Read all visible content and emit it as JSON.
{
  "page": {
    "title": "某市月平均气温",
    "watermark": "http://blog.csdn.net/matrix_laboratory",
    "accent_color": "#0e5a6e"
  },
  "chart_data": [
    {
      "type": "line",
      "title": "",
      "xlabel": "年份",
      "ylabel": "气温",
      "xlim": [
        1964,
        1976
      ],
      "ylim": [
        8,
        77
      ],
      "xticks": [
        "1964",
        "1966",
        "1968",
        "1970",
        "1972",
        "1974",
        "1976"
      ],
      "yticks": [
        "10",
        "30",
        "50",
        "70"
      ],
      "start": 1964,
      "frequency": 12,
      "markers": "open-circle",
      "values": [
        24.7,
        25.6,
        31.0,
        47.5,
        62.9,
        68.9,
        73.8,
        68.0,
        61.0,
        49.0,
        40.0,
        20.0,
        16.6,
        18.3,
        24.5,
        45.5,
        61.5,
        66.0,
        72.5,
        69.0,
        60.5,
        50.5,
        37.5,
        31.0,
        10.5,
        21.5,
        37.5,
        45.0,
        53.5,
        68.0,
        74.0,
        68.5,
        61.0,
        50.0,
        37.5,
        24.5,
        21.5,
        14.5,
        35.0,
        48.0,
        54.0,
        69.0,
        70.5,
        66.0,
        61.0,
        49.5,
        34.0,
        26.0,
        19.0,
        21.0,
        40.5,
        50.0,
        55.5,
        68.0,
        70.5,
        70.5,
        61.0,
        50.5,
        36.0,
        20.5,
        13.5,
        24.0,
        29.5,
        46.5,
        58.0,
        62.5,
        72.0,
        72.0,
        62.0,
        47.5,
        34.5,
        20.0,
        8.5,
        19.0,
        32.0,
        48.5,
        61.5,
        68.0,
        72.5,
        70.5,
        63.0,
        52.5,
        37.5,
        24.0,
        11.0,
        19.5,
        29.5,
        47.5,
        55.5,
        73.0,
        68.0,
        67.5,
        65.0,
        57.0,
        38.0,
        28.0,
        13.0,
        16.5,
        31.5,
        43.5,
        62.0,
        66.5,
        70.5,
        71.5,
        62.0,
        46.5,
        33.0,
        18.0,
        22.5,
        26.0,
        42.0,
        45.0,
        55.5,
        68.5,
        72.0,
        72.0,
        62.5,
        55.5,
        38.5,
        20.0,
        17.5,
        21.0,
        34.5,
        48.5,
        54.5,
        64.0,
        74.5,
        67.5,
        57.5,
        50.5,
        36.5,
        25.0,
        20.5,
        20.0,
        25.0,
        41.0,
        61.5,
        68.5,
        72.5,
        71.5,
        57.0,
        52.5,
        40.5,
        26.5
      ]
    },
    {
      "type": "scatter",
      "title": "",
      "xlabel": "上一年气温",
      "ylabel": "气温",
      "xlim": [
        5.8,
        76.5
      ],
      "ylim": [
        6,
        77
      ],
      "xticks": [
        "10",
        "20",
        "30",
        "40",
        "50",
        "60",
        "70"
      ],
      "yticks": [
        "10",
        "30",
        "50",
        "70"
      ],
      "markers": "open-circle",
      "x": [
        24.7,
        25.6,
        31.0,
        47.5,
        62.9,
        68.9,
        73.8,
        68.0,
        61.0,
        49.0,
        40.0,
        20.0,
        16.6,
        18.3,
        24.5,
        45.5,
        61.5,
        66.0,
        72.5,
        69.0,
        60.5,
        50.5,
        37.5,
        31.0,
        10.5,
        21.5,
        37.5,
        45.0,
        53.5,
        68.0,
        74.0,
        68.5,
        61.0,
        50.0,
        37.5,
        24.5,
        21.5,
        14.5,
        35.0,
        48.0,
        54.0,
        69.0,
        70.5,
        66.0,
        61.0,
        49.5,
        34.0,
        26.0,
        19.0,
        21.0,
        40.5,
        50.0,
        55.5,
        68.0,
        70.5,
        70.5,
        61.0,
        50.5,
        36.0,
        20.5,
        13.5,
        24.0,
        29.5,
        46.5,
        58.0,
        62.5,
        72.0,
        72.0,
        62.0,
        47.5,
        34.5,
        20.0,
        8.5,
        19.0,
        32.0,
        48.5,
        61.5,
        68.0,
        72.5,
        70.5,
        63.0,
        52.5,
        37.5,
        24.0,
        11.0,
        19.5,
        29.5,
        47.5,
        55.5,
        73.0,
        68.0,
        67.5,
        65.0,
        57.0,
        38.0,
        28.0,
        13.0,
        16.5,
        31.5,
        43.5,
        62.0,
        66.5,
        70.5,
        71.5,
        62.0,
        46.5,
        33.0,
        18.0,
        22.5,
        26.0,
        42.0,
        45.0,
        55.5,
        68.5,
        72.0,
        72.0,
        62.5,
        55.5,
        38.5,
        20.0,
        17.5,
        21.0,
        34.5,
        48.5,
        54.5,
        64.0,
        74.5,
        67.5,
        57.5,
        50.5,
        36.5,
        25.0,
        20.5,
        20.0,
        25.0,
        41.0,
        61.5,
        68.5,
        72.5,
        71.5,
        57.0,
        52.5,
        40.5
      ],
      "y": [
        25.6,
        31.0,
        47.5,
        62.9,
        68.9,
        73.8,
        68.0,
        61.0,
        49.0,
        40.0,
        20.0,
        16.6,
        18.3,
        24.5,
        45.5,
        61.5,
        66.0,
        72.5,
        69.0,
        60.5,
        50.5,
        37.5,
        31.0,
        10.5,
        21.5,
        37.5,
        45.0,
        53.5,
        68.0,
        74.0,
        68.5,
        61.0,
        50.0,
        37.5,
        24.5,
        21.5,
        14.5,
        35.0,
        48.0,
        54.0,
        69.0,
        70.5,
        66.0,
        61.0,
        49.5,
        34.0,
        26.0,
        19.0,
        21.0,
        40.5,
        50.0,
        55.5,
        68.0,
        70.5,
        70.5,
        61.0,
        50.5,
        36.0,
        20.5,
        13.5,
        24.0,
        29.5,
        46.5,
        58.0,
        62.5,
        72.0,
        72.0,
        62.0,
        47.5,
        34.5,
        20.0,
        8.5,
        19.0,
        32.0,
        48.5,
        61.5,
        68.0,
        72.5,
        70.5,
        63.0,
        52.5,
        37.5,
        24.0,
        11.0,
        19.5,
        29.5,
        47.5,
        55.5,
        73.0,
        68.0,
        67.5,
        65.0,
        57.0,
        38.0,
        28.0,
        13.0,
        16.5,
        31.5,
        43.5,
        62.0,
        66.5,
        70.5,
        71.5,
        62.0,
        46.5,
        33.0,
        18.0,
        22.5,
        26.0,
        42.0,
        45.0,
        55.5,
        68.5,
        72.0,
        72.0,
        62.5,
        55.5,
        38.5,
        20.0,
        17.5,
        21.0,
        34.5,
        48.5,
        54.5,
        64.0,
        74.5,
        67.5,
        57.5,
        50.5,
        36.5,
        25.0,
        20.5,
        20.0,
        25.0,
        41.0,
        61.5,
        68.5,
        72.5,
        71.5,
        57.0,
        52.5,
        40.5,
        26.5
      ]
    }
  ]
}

PROBLEM TO SOLVE >> Print every entry exactly as it appears.

RESULT FOR THIS EXERCISE >>
Read all visible content and emit it as JSON.
{
  "page": {
    "title": "某市月平均气温",
    "watermark": "http://blog.csdn.net/matrix_laboratory",
    "accent_color": "#0e5a6e"
  },
  "chart_data": [
    {
      "type": "line",
      "title": "",
      "xlabel": "年份",
      "ylabel": "气温",
      "xlim": [
        1964,
        1976
      ],
      "ylim": [
        8,
        77
      ],
      "xticks": [
        "1964",
        "1966",
        "1968",
        "1970",
        "1972",
        "1974",
        "1976"
      ],
      "yticks": [
        "10",
        "30",
        "50",
        "70"
      ],
      "start": 1964,
      "frequency": 12,
      "markers": "open-circle",
      "values": [
        24.7,
        25.6,
        31.0,
        47.5,
        62.9,
        68.9,
        73.8,
        68.0,
        61.0,
        49.0,
        40.0,
        20.0,
        16.6,
        18.3,
        24.5,
        45.5,
        61.5,
        66.0,
        72.5,
        69.0,
        60.5,
        50.5,
        37.5,
        31.0,
        10.5,
        21.5,
        37.5,
        45.0,
        53.5,
        68.0,
        74.0,
        68.5,
        61.0,
        50.0,
        37.5,
        24.5,
        21.5,
        14.5,
        35.0,
        48.0,
        54.0,
        69.0,
        70.5,
        66.0,
        61.0,
        49.5,
        34.0,
        26.0,
        19.0,
        21.0,
        40.5,
        50.0,
        55.5,
        68.0,
        70.5,
        70.5,
        61.0,
        50.5,
        36.0,
        20.5,
        13.5,
        24.0,
        29.5,
        46.5,
        58.0,
        62.5,
        72.0,
        72.0,
        62.0,
        47.5,
        34.5,
        20.0,
        8.5,
        19.0,
        32.0,
        48.5,
        61.5,
        68.0,
        72.5,
        70.5,
        63.0,
        52.5,
        37.5,
        24.0,
        11.0,
        19.5,
        29.5,
        47.5,
        55.5,
        73.0,
        68.0,
        67.5,
        65.0,
        57.0,
        38.0,
        28.0,
        13.0,
        16.5,
        31.5,
        43.5,
        62.0,
        66.5,
        70.5,
        71.5,
        62.0,
        46.5,
        33.0,
        18.0,
        22.5,
        26.0,
        42.0,
        45.0,
        55.5,
        68.5,
        72.0,
        72.0,
        62.5,
        55.5,
        38.5,
        20.0,
        17.5,
        21.0,
        34.5,
        48.5,
        54.5,
        64.0,
        74.5,
        67.5,
        57.5,
        50.5,
        36.5,
        25.0,
        20.5,
        20.0,
        25.0,
        41.0,
        61.5,
        68.5,
        72.5,
        71.5,
        57.0,
        52.5,
        40.5,
        26.5
      ]
    },
    {
      "type": "scatter",
      "title": "",
      "xlabel": "上一年气温",
      "ylabel": "气温",
      "xlim": [
        5.8,
        76.5
      ],
      "ylim": [
        6,
        77
      ],
      "xticks": [
        "10",
        "20",
        "30",
        "40",
        "50",
        "60",
        "70"
      ],
      "yticks": [
        "10",
        "30",
        "50",
        "70"
      ],
      "markers": "open-circle",
      "x": [
        24.7,
        25.6,
        31.0,
        47.5,
        62.9,
        68.9,
        73.8,
        68.0,
        61.0,
        49.0,
        40.0,
        20.0,
        16.6,
        18.3,
        24.5,
        45.5,
        61.5,
        66.0,
        72.5,
        69.0,
        60.5,
        50.5,
        37.5,
        31.0,
        10.5,
        21.5,
        37.5,
        45.0,
        53.5,
        68.0,
        74.0,
        68.5,
        61.0,
        50.0,
        37.5,
        24.5,
        21.5,
        14.5,
        35.0,
        48.0,
        54.0,
        69.0,
        70.5,
        66.0,
        61.0,
        49.5,
        34.0,
        26.0,
        19.0,
        21.0,
        40.5,
        50.0,
        55.5,
        68.0,
        70.5,
        70.5,
        61.0,
        50.5,
        36.0,
        20.5,
        13.5,
        24.0,
        29.5,
        46.5,
        58.0,
        62.5,
        72.0,
        72.0,
        62.0,
        47.5,
        34.5,
        20.0,
        8.5,
        19.0,
        32.0,
        48.5,
        61.5,
        68.0,
        72.5,
        70.5,
        63.0,
        52.5,
        37.5,
        24.0,
        11.0,
        19.5,
        29.5,
        47.5,
        55.5,
        73.0,
        68.0,
        67.5,
        65.0,
        57.0,
        38.0,
        28.0,
        13.0,
        16.5,
        31.5,
        43.5,
        62.0,
        66.5,
        70.5,
        71.5,
        62.0,
        46.5,
        33.0,
        18.0,
        22.5,
        26.0,
        42.0,
        45.0,
        55.5,
        68.5,
        72.0,
        72.0,
        62.5,
        55.5,
        38.5,
        20.0,
        17.5,
        21.0,
        34.5,
        48.5,
        54.5,
        64.0,
        74.5,
        67.5,
        57.5,
        50.5,
        36.5,
        25.0,
        20.5,
        20.0,
        25.0,
        41.0,
        61.5,
        68.5,
        72.5,
        71.5,
        57.0,
        52.5,
        40.5
      ],
      "y": [
        25.6,
        31.0,
        47.5,
        62.9,
        68.9,
        73.8,
        68.0,
        61.0,
        49.0,
        40.0,
        20.0,
        16.6,
        18.3,
        24.5,
        45.5,
        61.5,
        66.0,
        72.5,
        69.0,
        60.5,
        50.5,
        37.5,
        31.0,
        10.5,
        21.5,
        37.5,
        45.0,
        53.5,
        68.0,
        74.0,
        68.5,
        61.0,
        50.0,
        37.5,
        24.5,
        21.5,
        14.5,
        35.0,
        48.0,
        54.0,
        69.0,
        70.5,
        66.0,
        61.0,
        49.5,
        34.0,
        26.0,
        19.0,
        21.0,
        40.5,
        50.0,
        55.5,
        68.0,
        70.5,
        70.5,
        61.0,
        50.5,
        36.0,
        20.5,
        13.5,
        24.0,
        29.5,
        46.5,
        58.0,
        62.5,
        72.0,
        72.0,
        62.0,
        47.5,
        34.5,
        20.0,
        8.5,
        19.0,
        32.0,
        48.5,
        61.5,
        68.0,
        72.5,
        70.5,
        63.0,
        52.5,
        37.5,
        24.0,
        11.0,
        19.5,
        29.5,
        47.5,
        55.5,
        73.0,
        68.0,
        67.5,
        65.0,
        57.0,
        38.0,
        28.0,
        13.0,
        16.5,
        31.5,
        43.5,
        62.0,
        66.5,
        70.5,
        71.5,
        62.0,
        46.5,
        33.0,
        18.0,
        22.5,
        26.0,
        42.0,
        45.0,
        55.5,
        68.5,
        72.0,
        72.0,
        62.5,
        55.5,
        38.5,
        20.0,
        17.5,
        21.0,
        34.5,
        48.5,
        54.5,
        64.0,
        74.5,
        67.5,
        57.5,
        50.5,
        36.5,
        25.0,
        20.5,
        20.0,
        25.0,
        41.0,
        61.5,
        68.5,
        72.5,
        71.5,
        57.0,
        52.5,
        40.5,
        26.5
      ]
    }
  ]
}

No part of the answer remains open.